SOURCE EXTRACT:
|---|
POV-Ray : Newsgroups : povray.off-topic : Two theories about Portal : Re: Two theories about Portal Server Time
29 Jul 2024 14:22:12 EDT (-0400)
  Re: Two theories about Portal  
From: Warp
Date: 27 Feb 2012 12:49:43
Message: <4f4bc236@news.povray.org>
Darren New <dne### [at] sanrrcom> wrote:
> Unless you're assuming the power is not coming from the gun itself. I would 
> think anything powered by a black hole could probably generate as much power 
> as it needs to via hawking radiation.

  You can't use a black hole to generate energy because you have no way
of controlling the amount of energy it produces.

  Rather ironically, the smaller the black hole, the more energy it produces
(assuming the Hawking radiation hypothesis is true) and the faster it
evaporates, and very small black holes produce enormous amounts of energy
and evaporate extremely fast.

  For example, a black hole with a mass of 200 thousand kilograms would
evaporate in just 1 second and release an amount of energy equivalent
to 5 million megatons of TNT. (The largest hydrogen bomb ever detonated
was "only" 50 megatons.)

  I haven't done the math but I assume that if you had a manageable mass
as a black hole, such as 1 kilogram, it would evaporate in microseconds
or faster (and still release a rather big amount of energy).

  In order to keep the black hole at a constant mass and producing energy
you would need to feed it matter continuously. At the rate of evaporation
of a 1-kilogram black hole I wouldn't be surprised if you had to feed it
matter faster than c in order to keep it from evaporating.

  A much larger black hole takes more time to evaporate and releases less
energy. The problem now becomes how to handle that black hole and stop it
from plummeting towards the center of the Earth. A black hole (probably)
can have an electromagnetic charge, which means you could keep it hovering
inside a magnetic field. But we are talking about millions and millions of
tons here. The magnetic field required to keep a mass of that size hovering
is probably so strong that it would melt everything around it (including
the hardware used to create the magnetic field in the first place).
|---|
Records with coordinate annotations
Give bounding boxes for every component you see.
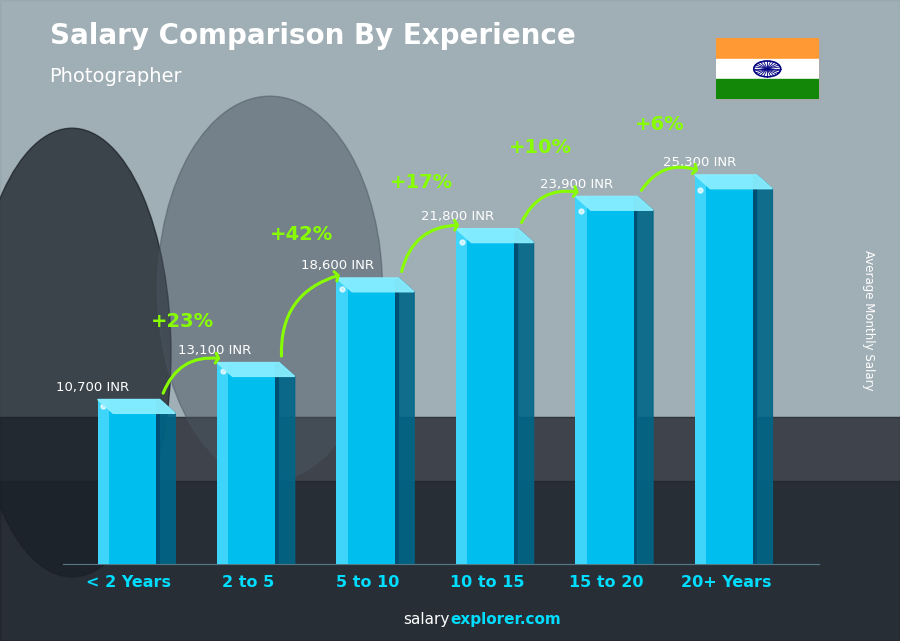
Bar: [695, 175, 706, 564]
Bar: [0, 0, 900, 417]
Bar: [275, 363, 279, 564]
Text: explorer.com: explorer.com: [450, 612, 561, 627]
Bar: [575, 196, 637, 564]
Ellipse shape: [158, 96, 382, 481]
Bar: [0, 481, 900, 641]
Text: Salary Comparison By Experience: Salary Comparison By Experience: [50, 22, 575, 51]
Polygon shape: [757, 175, 772, 564]
Text: 23,900 INR: 23,900 INR: [540, 178, 613, 191]
Polygon shape: [575, 196, 653, 210]
Text: +23%: +23%: [151, 312, 214, 331]
Text: +6%: +6%: [635, 115, 685, 133]
Text: salary: salary: [403, 612, 450, 627]
Text: Average Monthly Salary: Average Monthly Salary: [862, 250, 875, 391]
Polygon shape: [399, 278, 414, 564]
Text: 25,300 INR: 25,300 INR: [663, 156, 736, 169]
Bar: [753, 175, 757, 564]
Bar: [716, 38, 819, 59]
Polygon shape: [159, 399, 176, 564]
Polygon shape: [279, 363, 294, 564]
Text: +42%: +42%: [270, 224, 334, 244]
Polygon shape: [337, 278, 414, 292]
Bar: [634, 196, 637, 564]
Text: +17%: +17%: [390, 173, 453, 192]
Bar: [456, 229, 467, 564]
Polygon shape: [518, 229, 534, 564]
Polygon shape: [97, 399, 176, 413]
Text: +10%: +10%: [509, 138, 572, 158]
Bar: [217, 363, 279, 564]
Bar: [514, 229, 518, 564]
Bar: [456, 229, 518, 564]
Bar: [156, 399, 159, 564]
Bar: [395, 278, 399, 564]
Bar: [97, 399, 109, 564]
Text: 18,600 INR: 18,600 INR: [302, 260, 374, 272]
Text: 10,700 INR: 10,700 INR: [57, 381, 130, 394]
Bar: [0, 417, 900, 641]
Text: 21,800 INR: 21,800 INR: [420, 210, 494, 223]
Polygon shape: [695, 175, 772, 188]
Bar: [217, 363, 229, 564]
Polygon shape: [217, 363, 294, 376]
Polygon shape: [637, 196, 653, 564]
Text: Photographer: Photographer: [50, 67, 182, 87]
Polygon shape: [456, 229, 534, 242]
Text: 13,100 INR: 13,100 INR: [178, 344, 251, 357]
Bar: [337, 278, 399, 564]
Bar: [575, 196, 587, 564]
Bar: [695, 175, 757, 564]
Bar: [716, 79, 819, 99]
Bar: [337, 278, 347, 564]
Bar: [97, 399, 159, 564]
Ellipse shape: [0, 128, 171, 577]
Bar: [716, 59, 819, 79]
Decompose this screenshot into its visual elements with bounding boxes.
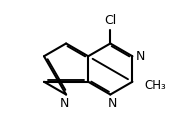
Text: N: N (136, 50, 145, 63)
Text: Cl: Cl (104, 14, 116, 27)
Text: N: N (107, 97, 117, 110)
Text: CH₃: CH₃ (145, 79, 167, 92)
Text: N: N (60, 97, 69, 110)
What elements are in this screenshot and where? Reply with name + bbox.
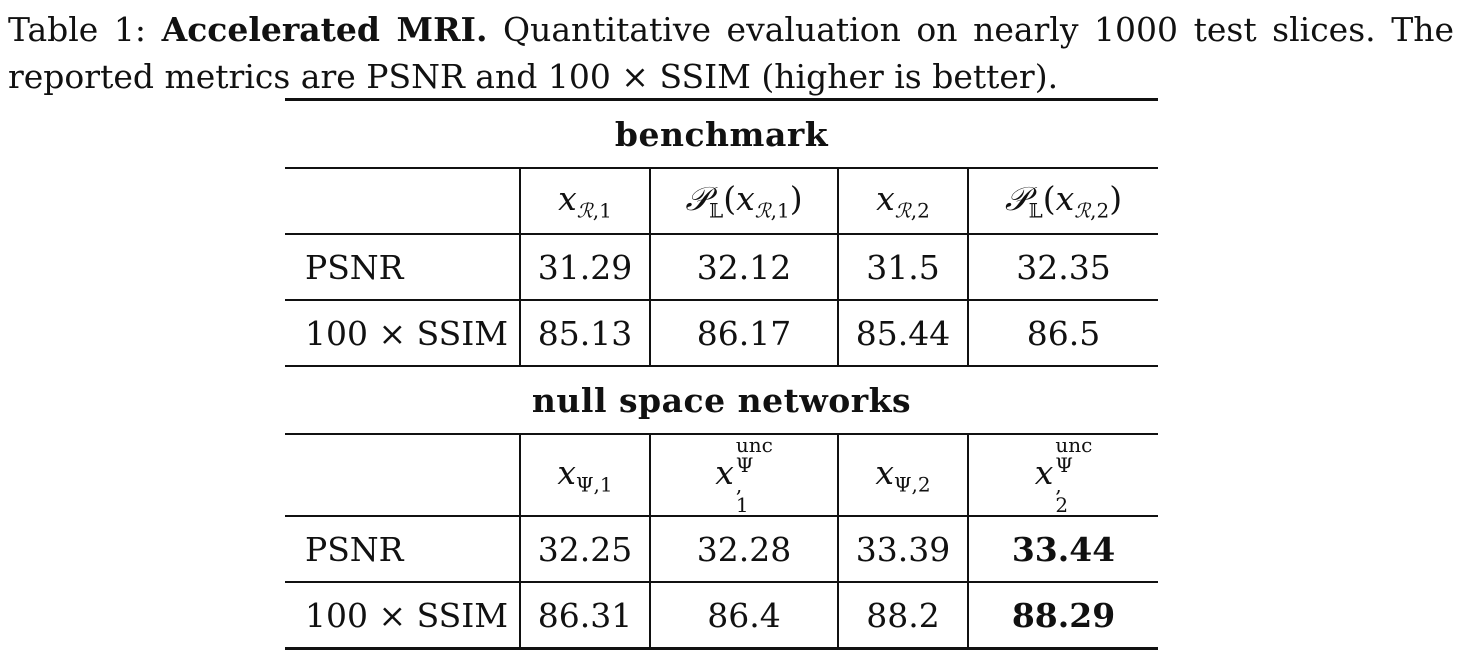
table-cell: 86.17 xyxy=(649,299,838,366)
table-row: 100 × SSIM 86.31 86.4 88.2 88.29 xyxy=(285,581,1158,650)
column-header-x-psi1-unc: x unc Ψ, 1 xyxy=(649,433,838,516)
table-row: PSNR 31.29 32.12 31.5 32.35 xyxy=(285,233,1158,300)
column-header-row: xΨ,1 x unc Ψ, 1 xΨ,2 x unc Ψ, 2 xyxy=(285,433,1158,516)
table-cell: 86.5 xyxy=(967,299,1158,366)
table-cell: 32.12 xyxy=(649,233,838,300)
column-header-x-psi2: xΨ,2 xyxy=(837,433,968,516)
section-header-benchmark: benchmark xyxy=(285,98,1158,168)
table-cell: 88.2 xyxy=(837,581,968,650)
row-label: PSNR xyxy=(285,233,520,300)
caption-title: Accelerated MRI. xyxy=(161,10,488,49)
results-table: benchmark xℛ,1 𝒫𝕃(xℛ,1) xℛ,2 𝒫𝕃(xℛ,2) PS… xyxy=(285,98,1158,650)
table-cell: 31.5 xyxy=(837,233,968,300)
section-header-null-space-networks: null space networks xyxy=(285,365,1158,434)
table-cell-best: 88.29 xyxy=(967,581,1158,650)
row-label: PSNR xyxy=(285,515,520,582)
table-caption: Table 1: Accelerated MRI. Quantitative e… xyxy=(8,6,1454,100)
empty-header-cell xyxy=(285,433,520,516)
table-cell: 32.28 xyxy=(649,515,838,582)
column-header-x-psi1: xΨ,1 xyxy=(519,433,650,516)
table-cell: 32.25 xyxy=(519,515,650,582)
caption-text: Quantitative evaluation on nearly 1000 t… xyxy=(8,10,1454,96)
table-cell: 86.31 xyxy=(519,581,650,650)
empty-header-cell xyxy=(285,167,520,234)
column-header-x-r1: xℛ,1 xyxy=(519,167,650,234)
table-cell: 86.4 xyxy=(649,581,838,650)
table-row: 100 × SSIM 85.13 86.17 85.44 86.5 xyxy=(285,299,1158,366)
row-label: 100 × SSIM xyxy=(285,581,520,650)
column-header-pl-x-r1: 𝒫𝕃(xℛ,1) xyxy=(649,167,838,234)
column-header-pl-x-r2: 𝒫𝕃(xℛ,2) xyxy=(967,167,1158,234)
column-header-x-psi2-unc: x unc Ψ, 2 xyxy=(967,433,1158,516)
table-cell: 33.39 xyxy=(837,515,968,582)
column-header-x-r2: xℛ,2 xyxy=(837,167,968,234)
section-title: null space networks xyxy=(285,365,1158,434)
row-label: 100 × SSIM xyxy=(285,299,520,366)
table-cell: 85.44 xyxy=(837,299,968,366)
table-label: Table 1: xyxy=(8,10,147,49)
table-row: PSNR 32.25 32.28 33.39 33.44 xyxy=(285,515,1158,582)
table-cell: 32.35 xyxy=(967,233,1158,300)
table-cell-best: 33.44 xyxy=(967,515,1158,582)
section-title: benchmark xyxy=(285,98,1158,168)
table-cell: 85.13 xyxy=(519,299,650,366)
table-cell: 31.29 xyxy=(519,233,650,300)
column-header-row: xℛ,1 𝒫𝕃(xℛ,1) xℛ,2 𝒫𝕃(xℛ,2) xyxy=(285,167,1158,234)
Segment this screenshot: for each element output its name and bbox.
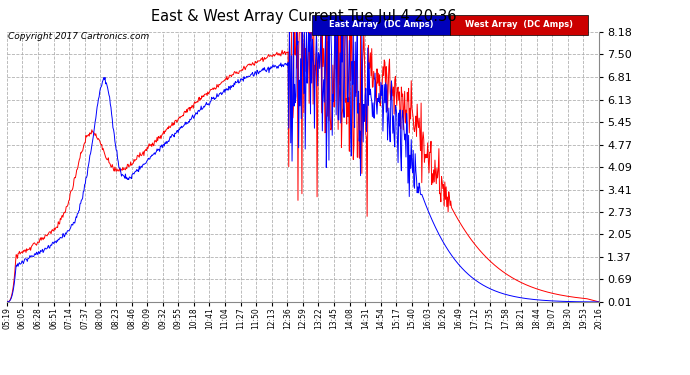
Text: West Array  (DC Amps): West Array (DC Amps) <box>465 20 573 29</box>
Text: Copyright 2017 Cartronics.com: Copyright 2017 Cartronics.com <box>8 32 150 41</box>
Text: East Array  (DC Amps): East Array (DC Amps) <box>328 20 433 29</box>
Text: East & West Array Current Tue Jul 4 20:36: East & West Array Current Tue Jul 4 20:3… <box>151 9 456 24</box>
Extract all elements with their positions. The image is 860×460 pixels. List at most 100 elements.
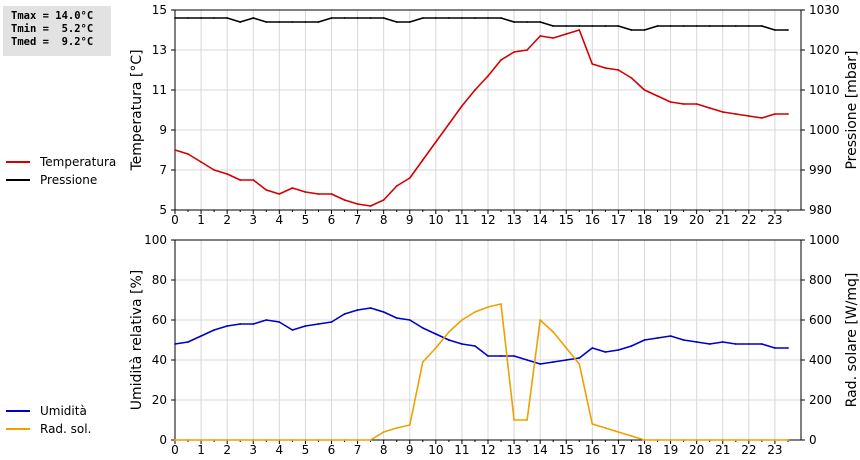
data-point-umidita	[721, 341, 724, 343]
data-point-umidita	[526, 359, 529, 361]
y-tick-label: 60	[152, 313, 167, 327]
data-point-umidita	[200, 335, 202, 337]
data-point-pressione	[721, 25, 724, 27]
x-tick-label: 2	[223, 213, 231, 227]
data-point-pressione	[213, 17, 216, 19]
legend-item-temperatura: Temperatura	[6, 153, 116, 171]
data-point-radiazione	[617, 431, 620, 433]
data-point-temperatura	[747, 115, 750, 117]
legend-swatch-umidita	[6, 410, 30, 412]
data-point-umidita	[239, 323, 242, 325]
y-tick-label: 15	[152, 3, 167, 17]
legend-item-pressione: Pressione	[6, 171, 116, 189]
x-tick-label: 21	[715, 213, 730, 227]
data-point-pressione	[682, 25, 685, 27]
data-point-temperatura	[304, 191, 307, 193]
y2-tick-label: 600	[809, 313, 832, 327]
data-point-temperatura	[643, 89, 646, 91]
data-point-umidita	[747, 343, 750, 345]
data-point-umidita	[565, 359, 568, 361]
series-line-temperatura	[174, 29, 788, 207]
data-point-radiazione	[708, 439, 711, 441]
data-point-pressione	[187, 17, 189, 19]
x-tick-label: 0	[171, 443, 179, 457]
data-point-radiazione	[565, 347, 568, 349]
x-tick-label: 23	[767, 213, 782, 227]
data-point-umidita	[682, 339, 685, 341]
data-point-temperatura	[552, 37, 555, 39]
data-point-umidita	[643, 339, 646, 341]
y2-tick-label: 0	[809, 433, 817, 447]
x-tick-label: 19	[663, 443, 678, 457]
data-point-pressione	[226, 17, 229, 19]
data-point-radiazione	[187, 439, 189, 441]
data-point-pressione	[200, 17, 202, 19]
y2-axis-title: Rad. solare [W/mq]	[844, 273, 860, 408]
data-point-pressione	[774, 29, 776, 31]
data-point-radiazione	[682, 439, 685, 441]
data-point-radiazione	[317, 439, 320, 441]
data-point-umidita	[513, 355, 515, 357]
data-point-pressione	[591, 25, 594, 27]
data-point-pressione	[787, 29, 789, 31]
data-point-radiazione	[265, 439, 268, 441]
legend-item-radiazione: Rad. sol.	[6, 420, 91, 438]
y2-axis-title: Pressione [mbar]	[844, 50, 860, 169]
x-tick-label: 12	[480, 213, 495, 227]
x-tick-label: 10	[428, 213, 443, 227]
x-tick-label: 19	[663, 213, 678, 227]
data-point-pressione	[617, 25, 620, 27]
data-point-temperatura	[174, 149, 176, 151]
data-point-pressione	[539, 21, 542, 23]
data-point-temperatura	[774, 113, 776, 115]
data-point-umidita	[630, 345, 633, 347]
data-point-temperatura	[421, 159, 424, 161]
y2-tick-label: 1000	[809, 233, 840, 247]
x-tick-label: 7	[354, 213, 362, 227]
data-point-radiazione	[239, 439, 242, 441]
x-tick-label: 17	[611, 213, 626, 227]
x-tick-label: 14	[533, 443, 548, 457]
legend-swatch-radiazione	[6, 428, 30, 430]
data-point-temperatura	[539, 35, 542, 37]
data-point-temperatura	[500, 59, 502, 61]
data-point-pressione	[304, 21, 307, 23]
data-point-temperatura	[760, 117, 763, 119]
data-point-pressione	[643, 29, 646, 31]
data-point-temperatura	[213, 169, 216, 171]
y-tick-label: 80	[152, 273, 167, 287]
data-point-temperatura	[630, 77, 633, 79]
data-point-umidita	[304, 325, 307, 327]
data-point-pressione	[421, 17, 424, 19]
x-tick-label: 7	[354, 443, 362, 457]
data-point-umidita	[252, 323, 255, 325]
data-point-umidita	[174, 343, 176, 345]
data-point-radiazione	[734, 439, 737, 441]
x-tick-label: 11	[454, 213, 469, 227]
data-point-radiazione	[356, 439, 359, 441]
data-point-temperatura	[317, 193, 320, 195]
data-point-radiazione	[474, 311, 476, 313]
data-point-umidita	[591, 347, 594, 349]
x-tick-label: 1	[197, 213, 205, 227]
y-tick-label: 100	[144, 233, 167, 247]
data-point-radiazione	[200, 439, 202, 441]
data-point-radiazione	[291, 439, 294, 441]
data-point-temperatura	[708, 107, 711, 109]
data-point-pressione	[252, 17, 255, 19]
data-point-radiazione	[369, 439, 372, 441]
plot-frame	[174, 9, 802, 211]
data-point-temperatura	[330, 193, 333, 195]
legend-label-radiazione: Rad. sol.	[40, 422, 92, 436]
data-point-radiazione	[630, 435, 633, 437]
data-point-temperatura	[369, 205, 372, 207]
data-point-umidita	[408, 319, 411, 321]
data-point-pressione	[239, 21, 242, 23]
data-point-temperatura	[591, 63, 594, 65]
data-point-umidita	[774, 347, 776, 349]
data-point-umidita	[421, 327, 424, 329]
data-point-temperatura	[356, 203, 359, 205]
x-tick-label: 22	[741, 443, 756, 457]
x-tick-label: 1	[197, 443, 205, 457]
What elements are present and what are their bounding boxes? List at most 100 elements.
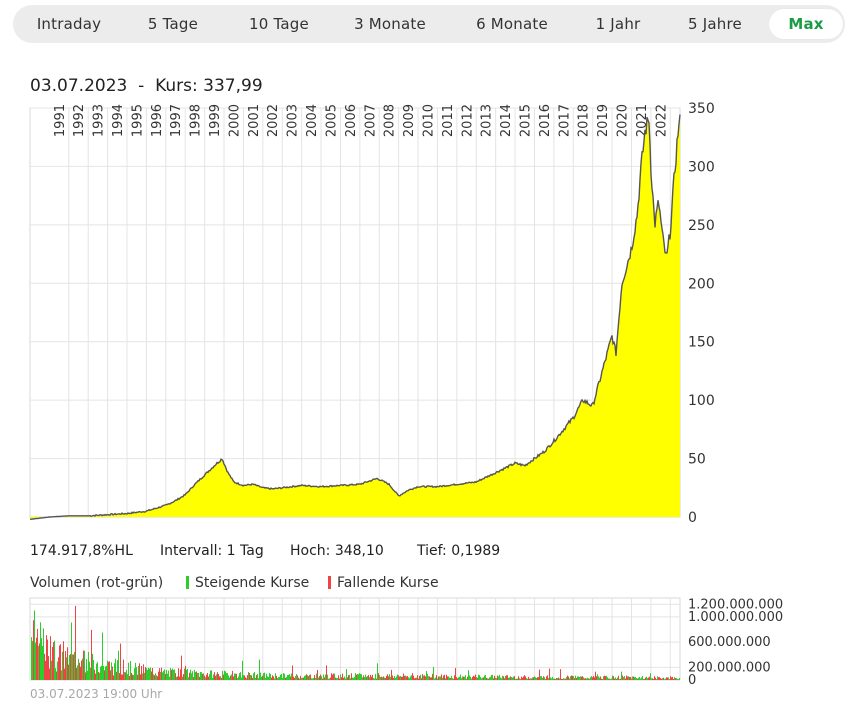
|---|
PROBLEM REQUIREMENTS:
Can you continue the newsgroup post about powering a device with a black hole, starting right after its last sentence?

IN RESPONSE:
  Of course with such massive black hole you also get the problem of its
gravity becoming a significant hazard factor close to it. It would have to
be kept hovering quite far away from all other objects, and in a vacuum
(else it would constantly suck atmosphere).

  Then we have the problem of what to do with the excess energy. Not only
do you have to feed the black hole a constant stream of matter to stop it
from evaporating in a multi-million-megaton explosion, but you also have
to do something with the energy that it's producing. It has to go somewhere.
And there's a lot of it. (Basically you are converting matter into pure
energy, and matter has incredible amounts of it.)

  The hazards of having such a source of energy are quite great. You only
need a small disruption in the inflow of matter and you could end up with
a runaway evaporation that you cannot stop, and which would make the Tsar
Bomba look like a firecracker.

  Also if the black hole is not kept constantly charged it could escape
the magnetic field and fall to the ground, and again it would explode
(although this time probably somewhere inside the Earth).

  And this assuming you can produce such a black hole in the frist place...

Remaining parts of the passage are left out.